Dataset entries
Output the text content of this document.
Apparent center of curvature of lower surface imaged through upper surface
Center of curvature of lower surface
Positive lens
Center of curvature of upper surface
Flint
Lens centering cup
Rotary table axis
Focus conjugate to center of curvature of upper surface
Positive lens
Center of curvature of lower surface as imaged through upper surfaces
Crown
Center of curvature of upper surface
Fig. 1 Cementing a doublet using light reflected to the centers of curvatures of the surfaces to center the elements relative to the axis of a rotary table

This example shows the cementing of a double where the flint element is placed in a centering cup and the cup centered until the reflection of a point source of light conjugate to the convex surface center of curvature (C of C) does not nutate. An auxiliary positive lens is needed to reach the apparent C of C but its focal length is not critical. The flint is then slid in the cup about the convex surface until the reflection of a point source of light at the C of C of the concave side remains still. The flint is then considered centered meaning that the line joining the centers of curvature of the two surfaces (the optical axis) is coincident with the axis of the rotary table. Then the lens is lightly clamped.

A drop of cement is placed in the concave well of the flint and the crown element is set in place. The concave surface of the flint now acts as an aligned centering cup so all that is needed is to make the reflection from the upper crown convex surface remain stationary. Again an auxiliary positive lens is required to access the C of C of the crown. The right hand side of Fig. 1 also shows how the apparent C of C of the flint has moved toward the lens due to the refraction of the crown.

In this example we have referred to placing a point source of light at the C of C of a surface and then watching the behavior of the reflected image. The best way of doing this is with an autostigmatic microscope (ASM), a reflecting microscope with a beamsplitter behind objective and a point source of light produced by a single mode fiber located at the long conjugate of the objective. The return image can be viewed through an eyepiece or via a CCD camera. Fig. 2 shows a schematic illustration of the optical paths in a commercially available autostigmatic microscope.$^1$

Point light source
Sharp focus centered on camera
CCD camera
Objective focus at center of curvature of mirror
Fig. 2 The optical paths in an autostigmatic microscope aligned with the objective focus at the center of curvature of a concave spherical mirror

**What is being asked:** Scan the data for the word "microscope" and copy every line where it shows up.

**Solution:**
In this example we have referred to placing a point source of light at the C of C of a surface and then watching the behavior of the reflected image. The best way of doing this is with an autostigmatic microscope (ASM), a reflecting microscope with a beamsplitter behind objective and a point source of light produced by a single mode fiber located at the long conjugate of the objective. The return image can be viewed through an eyepiece or via a CCD camera. Fig. 2 shows a schematic illustration of the optical paths in a commercially available autostigmatic microscope.$^1$
Fig. 2 The optical paths in an autostigmatic microscope aligned with the objective focus at the center of curvature of a concave spherical mirror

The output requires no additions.